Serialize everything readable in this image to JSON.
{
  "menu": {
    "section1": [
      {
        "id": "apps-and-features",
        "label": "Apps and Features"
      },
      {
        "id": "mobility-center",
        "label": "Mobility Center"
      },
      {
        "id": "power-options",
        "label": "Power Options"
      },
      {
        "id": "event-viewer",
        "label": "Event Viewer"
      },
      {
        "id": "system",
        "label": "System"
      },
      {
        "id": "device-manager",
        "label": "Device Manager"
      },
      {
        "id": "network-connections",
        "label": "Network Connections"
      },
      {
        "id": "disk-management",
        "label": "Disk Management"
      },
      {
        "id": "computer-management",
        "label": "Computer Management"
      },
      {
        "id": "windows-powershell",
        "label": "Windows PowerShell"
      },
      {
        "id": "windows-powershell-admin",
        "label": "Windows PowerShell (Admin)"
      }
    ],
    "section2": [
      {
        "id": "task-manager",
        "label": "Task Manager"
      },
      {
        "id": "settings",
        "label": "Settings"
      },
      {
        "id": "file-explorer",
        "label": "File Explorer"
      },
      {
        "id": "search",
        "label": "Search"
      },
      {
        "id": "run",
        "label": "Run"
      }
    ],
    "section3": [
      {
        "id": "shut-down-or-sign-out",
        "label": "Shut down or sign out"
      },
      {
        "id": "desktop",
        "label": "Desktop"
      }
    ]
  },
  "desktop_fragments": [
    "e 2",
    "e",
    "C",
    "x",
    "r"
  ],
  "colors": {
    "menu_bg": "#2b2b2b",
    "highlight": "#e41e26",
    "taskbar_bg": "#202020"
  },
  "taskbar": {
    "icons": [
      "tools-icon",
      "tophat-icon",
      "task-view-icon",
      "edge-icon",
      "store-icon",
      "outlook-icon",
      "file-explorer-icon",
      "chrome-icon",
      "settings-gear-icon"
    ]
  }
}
————————
* Stated exercise *
Search the entries for "sign" and copy out each line that has it.

* Full response *
        "id": "shut-down-or-sign-out",
        "label": "Shut down or sign out"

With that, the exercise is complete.